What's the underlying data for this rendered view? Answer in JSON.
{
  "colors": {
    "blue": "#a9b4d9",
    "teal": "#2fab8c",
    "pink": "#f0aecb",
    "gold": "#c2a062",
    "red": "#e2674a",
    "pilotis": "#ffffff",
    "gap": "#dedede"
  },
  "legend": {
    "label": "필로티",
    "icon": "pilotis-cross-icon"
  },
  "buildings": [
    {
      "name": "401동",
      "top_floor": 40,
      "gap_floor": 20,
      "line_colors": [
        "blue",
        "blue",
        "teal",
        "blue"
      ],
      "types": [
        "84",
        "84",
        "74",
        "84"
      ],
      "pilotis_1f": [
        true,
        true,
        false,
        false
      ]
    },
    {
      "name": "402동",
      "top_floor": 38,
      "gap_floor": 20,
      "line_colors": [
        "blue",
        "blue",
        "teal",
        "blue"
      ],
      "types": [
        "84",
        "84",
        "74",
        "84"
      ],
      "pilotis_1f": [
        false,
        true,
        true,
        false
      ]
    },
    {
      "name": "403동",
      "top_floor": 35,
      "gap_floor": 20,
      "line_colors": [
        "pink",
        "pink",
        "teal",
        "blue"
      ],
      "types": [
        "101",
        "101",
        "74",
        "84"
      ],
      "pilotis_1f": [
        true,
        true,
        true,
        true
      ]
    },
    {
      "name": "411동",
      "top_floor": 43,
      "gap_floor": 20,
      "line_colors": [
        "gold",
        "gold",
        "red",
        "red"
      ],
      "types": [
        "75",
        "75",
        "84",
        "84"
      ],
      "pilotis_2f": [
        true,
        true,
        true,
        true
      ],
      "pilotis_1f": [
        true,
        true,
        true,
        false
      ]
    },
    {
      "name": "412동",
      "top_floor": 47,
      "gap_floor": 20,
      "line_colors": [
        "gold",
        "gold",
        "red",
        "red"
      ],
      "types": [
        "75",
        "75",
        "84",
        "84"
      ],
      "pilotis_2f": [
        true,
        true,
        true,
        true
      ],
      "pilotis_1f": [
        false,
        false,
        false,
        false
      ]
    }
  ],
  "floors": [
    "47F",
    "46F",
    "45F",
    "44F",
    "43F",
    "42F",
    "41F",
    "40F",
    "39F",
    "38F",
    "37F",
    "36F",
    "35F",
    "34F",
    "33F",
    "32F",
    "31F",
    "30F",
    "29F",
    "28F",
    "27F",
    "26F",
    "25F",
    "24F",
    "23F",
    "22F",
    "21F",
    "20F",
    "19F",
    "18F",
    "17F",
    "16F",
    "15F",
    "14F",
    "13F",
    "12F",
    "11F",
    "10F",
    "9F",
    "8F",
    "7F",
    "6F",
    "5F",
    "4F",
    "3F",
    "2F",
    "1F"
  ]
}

---*---

# TASK INSTRUCTIONS
Find how many lines of the material carry the string "name". Only the number should be in the answer.

# FULL SOLUTION
5